_Exercise objective:_ Answer with one number only: the number of lines that include the word "exposure".

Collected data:
Begin

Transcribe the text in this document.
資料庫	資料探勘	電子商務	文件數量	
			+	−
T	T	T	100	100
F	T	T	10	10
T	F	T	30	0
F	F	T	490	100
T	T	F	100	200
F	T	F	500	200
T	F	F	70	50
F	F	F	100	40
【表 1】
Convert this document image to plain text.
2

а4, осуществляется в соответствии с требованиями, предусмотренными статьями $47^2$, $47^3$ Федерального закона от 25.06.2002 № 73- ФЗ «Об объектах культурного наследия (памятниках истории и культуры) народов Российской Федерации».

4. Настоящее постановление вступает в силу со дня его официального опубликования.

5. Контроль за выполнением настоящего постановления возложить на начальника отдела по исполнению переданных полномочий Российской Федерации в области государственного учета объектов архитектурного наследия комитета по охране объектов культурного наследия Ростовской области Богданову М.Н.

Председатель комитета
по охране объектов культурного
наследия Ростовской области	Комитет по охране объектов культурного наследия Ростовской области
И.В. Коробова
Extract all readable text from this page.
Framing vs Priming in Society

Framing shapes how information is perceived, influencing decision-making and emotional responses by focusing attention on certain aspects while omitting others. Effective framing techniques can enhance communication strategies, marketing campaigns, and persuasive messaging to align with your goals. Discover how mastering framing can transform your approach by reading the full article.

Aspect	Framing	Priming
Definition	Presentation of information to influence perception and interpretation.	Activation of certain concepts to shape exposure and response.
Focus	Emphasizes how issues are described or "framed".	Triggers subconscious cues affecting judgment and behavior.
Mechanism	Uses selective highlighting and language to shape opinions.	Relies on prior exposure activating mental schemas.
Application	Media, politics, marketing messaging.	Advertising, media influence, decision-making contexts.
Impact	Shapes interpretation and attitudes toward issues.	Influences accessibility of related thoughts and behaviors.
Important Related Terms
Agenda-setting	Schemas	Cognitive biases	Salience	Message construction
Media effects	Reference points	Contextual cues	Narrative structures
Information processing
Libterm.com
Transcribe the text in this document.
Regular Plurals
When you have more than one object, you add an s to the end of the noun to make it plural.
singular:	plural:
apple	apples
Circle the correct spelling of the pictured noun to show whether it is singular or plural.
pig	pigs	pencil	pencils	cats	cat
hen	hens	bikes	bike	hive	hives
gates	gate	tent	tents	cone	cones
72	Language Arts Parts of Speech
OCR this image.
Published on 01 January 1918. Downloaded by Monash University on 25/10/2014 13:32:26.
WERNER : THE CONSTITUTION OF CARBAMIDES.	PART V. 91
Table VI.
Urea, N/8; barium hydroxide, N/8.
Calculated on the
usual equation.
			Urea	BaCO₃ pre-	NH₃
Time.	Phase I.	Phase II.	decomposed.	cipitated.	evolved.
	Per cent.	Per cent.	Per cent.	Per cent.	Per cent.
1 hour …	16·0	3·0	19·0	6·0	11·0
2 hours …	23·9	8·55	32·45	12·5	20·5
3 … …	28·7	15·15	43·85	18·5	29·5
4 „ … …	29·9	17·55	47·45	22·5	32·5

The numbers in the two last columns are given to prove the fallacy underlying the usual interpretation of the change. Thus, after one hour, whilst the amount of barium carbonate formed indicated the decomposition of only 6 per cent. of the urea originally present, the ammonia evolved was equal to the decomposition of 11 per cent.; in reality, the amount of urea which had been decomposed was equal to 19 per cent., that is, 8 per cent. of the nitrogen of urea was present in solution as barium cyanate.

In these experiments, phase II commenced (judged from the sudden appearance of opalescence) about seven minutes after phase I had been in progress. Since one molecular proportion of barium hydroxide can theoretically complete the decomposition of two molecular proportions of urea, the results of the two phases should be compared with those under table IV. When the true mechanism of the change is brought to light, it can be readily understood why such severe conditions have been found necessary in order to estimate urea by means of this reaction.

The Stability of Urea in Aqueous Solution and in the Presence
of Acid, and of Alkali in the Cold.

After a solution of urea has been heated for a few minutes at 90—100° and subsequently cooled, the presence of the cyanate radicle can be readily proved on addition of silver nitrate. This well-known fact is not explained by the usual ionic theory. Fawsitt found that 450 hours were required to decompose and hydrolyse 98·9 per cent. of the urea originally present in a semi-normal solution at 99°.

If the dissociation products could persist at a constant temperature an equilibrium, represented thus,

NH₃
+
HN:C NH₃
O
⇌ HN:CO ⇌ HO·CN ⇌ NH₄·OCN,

End

_Solution for this problem:_ 2